• **Data for the task**:
** Begin **

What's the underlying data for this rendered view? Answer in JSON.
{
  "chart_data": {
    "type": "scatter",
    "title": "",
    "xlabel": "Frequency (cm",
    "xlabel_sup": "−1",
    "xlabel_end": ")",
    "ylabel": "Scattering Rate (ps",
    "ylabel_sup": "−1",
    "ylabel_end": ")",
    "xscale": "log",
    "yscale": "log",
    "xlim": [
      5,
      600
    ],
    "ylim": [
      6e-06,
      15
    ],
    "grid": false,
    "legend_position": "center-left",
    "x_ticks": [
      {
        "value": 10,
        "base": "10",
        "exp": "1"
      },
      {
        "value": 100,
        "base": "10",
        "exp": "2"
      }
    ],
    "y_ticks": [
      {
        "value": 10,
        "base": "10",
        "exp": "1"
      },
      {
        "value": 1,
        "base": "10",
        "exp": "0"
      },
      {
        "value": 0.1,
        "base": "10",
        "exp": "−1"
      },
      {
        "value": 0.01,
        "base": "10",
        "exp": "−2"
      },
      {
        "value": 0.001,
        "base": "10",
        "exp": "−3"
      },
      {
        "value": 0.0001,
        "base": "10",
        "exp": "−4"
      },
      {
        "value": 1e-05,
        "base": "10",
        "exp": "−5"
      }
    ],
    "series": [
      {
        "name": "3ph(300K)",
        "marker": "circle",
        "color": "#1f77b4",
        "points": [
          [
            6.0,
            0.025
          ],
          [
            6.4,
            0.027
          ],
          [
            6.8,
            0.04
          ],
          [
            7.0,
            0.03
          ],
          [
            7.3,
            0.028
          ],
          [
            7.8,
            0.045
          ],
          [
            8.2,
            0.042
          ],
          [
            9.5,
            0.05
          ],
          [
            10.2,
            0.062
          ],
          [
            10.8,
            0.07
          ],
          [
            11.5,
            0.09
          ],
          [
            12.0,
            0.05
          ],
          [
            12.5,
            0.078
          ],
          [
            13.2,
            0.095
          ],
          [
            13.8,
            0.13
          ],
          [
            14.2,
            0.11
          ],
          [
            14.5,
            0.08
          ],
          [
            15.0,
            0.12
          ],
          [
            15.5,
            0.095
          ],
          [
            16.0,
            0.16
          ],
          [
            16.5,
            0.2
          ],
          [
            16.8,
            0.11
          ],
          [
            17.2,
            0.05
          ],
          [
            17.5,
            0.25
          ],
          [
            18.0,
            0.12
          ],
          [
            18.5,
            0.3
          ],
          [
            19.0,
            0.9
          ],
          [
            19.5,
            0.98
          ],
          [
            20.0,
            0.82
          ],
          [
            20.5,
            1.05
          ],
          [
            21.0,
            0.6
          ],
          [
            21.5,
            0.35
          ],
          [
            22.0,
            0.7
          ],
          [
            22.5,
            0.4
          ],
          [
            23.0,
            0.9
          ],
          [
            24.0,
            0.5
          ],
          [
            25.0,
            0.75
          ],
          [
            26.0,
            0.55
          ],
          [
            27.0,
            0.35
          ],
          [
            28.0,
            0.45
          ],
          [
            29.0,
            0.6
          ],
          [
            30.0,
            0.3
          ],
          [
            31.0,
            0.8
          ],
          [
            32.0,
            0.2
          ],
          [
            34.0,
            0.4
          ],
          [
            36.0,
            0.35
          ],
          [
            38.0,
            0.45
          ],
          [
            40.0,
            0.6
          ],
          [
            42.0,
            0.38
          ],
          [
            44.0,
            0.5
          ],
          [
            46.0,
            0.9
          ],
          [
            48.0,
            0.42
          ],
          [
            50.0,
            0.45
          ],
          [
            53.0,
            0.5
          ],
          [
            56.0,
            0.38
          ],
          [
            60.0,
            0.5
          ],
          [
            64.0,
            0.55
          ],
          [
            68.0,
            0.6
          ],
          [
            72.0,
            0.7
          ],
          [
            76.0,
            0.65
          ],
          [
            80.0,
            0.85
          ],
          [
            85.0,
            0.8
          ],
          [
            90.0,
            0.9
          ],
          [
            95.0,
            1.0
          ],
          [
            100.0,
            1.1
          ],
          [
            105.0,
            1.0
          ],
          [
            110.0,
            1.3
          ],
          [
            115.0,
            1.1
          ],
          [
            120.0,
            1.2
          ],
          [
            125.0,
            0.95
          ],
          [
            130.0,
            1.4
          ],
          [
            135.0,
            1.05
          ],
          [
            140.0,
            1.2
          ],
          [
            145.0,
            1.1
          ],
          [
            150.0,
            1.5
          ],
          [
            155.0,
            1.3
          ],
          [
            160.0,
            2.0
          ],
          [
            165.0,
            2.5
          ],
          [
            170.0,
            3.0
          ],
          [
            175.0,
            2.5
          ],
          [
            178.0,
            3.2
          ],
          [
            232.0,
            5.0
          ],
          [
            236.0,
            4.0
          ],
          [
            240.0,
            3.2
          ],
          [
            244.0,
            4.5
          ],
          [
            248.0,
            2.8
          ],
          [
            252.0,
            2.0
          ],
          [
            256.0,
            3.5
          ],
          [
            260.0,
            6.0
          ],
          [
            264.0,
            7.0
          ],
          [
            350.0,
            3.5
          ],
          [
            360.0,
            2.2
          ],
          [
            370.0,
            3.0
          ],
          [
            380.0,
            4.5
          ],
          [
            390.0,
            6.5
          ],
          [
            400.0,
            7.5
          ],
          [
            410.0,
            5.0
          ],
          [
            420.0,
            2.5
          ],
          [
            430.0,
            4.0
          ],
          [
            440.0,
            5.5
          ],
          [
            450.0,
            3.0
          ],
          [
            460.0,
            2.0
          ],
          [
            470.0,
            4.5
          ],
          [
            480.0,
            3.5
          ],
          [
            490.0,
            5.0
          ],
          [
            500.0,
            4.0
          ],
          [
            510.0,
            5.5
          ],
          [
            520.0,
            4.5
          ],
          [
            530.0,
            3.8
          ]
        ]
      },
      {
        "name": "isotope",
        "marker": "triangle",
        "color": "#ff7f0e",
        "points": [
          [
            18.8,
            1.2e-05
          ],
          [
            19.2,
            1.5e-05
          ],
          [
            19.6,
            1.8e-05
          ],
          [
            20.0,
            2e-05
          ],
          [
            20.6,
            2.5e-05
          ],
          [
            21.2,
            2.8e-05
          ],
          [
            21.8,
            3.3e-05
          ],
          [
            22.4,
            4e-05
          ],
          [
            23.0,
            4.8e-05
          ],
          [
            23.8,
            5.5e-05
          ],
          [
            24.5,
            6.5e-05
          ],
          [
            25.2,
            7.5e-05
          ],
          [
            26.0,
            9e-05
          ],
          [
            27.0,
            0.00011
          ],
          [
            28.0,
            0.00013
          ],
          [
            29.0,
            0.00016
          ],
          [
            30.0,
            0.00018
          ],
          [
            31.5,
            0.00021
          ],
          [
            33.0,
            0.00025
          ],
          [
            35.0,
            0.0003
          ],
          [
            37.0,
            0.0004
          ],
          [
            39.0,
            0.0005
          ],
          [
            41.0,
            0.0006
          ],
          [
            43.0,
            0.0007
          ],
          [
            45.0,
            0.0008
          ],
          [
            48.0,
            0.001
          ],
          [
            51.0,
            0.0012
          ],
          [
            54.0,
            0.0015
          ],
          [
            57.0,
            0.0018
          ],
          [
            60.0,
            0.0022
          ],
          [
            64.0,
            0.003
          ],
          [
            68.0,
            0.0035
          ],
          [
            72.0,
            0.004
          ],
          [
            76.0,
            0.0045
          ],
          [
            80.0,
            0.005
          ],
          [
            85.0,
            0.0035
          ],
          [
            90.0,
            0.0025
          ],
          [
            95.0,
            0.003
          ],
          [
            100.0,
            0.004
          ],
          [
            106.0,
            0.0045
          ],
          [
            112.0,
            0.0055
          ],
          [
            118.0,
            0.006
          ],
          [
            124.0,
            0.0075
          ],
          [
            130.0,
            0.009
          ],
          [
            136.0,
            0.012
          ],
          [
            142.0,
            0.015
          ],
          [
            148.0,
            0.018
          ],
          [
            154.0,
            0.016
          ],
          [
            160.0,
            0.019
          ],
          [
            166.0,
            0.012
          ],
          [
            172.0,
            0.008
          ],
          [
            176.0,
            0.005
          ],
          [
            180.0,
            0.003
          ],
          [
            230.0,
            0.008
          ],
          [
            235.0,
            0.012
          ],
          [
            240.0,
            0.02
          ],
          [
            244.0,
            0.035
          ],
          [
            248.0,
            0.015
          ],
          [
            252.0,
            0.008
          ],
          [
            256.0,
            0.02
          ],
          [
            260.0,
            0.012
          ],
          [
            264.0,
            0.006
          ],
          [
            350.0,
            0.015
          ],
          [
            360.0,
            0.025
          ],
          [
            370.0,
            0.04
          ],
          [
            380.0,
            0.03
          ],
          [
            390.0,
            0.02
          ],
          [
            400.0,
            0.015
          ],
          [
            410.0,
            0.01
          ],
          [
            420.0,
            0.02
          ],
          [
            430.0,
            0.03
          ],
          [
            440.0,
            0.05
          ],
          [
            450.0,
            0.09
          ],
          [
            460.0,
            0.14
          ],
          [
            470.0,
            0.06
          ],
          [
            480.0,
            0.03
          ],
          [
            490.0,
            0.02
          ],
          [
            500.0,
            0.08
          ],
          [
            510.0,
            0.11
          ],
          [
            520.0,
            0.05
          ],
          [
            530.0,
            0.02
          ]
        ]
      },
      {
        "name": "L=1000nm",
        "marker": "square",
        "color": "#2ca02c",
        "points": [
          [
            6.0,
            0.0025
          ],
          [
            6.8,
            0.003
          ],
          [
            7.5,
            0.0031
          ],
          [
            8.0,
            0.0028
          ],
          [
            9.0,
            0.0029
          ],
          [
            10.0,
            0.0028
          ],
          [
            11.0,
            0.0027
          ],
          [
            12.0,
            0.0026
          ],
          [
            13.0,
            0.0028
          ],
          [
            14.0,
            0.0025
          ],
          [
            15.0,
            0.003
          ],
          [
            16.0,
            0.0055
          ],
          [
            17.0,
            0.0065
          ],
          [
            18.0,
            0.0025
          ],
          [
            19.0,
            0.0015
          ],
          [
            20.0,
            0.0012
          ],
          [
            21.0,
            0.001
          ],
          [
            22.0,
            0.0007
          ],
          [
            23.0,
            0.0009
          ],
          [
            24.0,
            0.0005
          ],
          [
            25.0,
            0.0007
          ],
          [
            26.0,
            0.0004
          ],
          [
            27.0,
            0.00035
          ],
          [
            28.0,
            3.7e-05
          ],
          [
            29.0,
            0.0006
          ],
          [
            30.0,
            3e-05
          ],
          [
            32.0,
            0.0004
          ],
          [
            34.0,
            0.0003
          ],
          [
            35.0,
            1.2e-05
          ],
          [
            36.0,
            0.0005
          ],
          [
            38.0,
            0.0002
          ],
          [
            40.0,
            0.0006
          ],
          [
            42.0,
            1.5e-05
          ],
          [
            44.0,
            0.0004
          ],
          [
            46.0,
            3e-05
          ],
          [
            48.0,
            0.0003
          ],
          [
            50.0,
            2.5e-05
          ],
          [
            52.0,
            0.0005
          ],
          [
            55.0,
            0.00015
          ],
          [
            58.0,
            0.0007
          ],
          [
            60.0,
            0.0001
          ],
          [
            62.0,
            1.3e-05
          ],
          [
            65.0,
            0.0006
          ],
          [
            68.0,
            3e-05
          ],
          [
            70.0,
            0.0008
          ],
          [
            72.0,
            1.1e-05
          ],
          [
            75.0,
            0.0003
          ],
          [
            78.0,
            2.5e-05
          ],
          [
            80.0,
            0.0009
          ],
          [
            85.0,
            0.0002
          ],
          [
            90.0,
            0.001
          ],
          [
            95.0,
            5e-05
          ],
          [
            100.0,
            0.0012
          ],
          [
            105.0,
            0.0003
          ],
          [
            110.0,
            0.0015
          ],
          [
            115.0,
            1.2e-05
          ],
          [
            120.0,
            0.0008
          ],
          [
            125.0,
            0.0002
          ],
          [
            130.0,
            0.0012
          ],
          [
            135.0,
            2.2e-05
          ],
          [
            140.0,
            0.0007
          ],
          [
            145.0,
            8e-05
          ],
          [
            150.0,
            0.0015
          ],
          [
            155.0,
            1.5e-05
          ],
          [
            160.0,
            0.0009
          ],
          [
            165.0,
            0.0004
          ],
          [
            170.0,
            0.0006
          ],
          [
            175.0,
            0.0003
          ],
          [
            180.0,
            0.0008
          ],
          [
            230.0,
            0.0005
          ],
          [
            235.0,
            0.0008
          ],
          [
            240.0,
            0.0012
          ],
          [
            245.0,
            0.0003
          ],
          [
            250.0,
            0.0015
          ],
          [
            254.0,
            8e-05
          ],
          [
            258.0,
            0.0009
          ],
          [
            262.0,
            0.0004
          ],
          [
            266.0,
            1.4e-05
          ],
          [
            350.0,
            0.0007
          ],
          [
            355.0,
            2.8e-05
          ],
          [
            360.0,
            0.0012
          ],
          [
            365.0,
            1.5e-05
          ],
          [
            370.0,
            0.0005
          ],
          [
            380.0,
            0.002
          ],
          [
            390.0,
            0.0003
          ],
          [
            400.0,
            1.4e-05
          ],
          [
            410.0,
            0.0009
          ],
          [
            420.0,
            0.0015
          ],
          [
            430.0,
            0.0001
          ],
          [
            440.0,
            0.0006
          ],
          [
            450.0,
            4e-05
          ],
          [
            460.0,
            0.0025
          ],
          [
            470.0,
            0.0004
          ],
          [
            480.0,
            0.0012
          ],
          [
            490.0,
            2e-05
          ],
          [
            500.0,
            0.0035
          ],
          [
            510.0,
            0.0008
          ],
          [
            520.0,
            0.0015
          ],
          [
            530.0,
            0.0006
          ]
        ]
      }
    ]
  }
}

** End **

• **Aim of the exercise**: Identify each line in the records above containing the word "color"; copy those lines.

• **Final result**:
        "color": "#1f77b4",
        "color": "#ff7f0e",
        "color": "#2ca02c",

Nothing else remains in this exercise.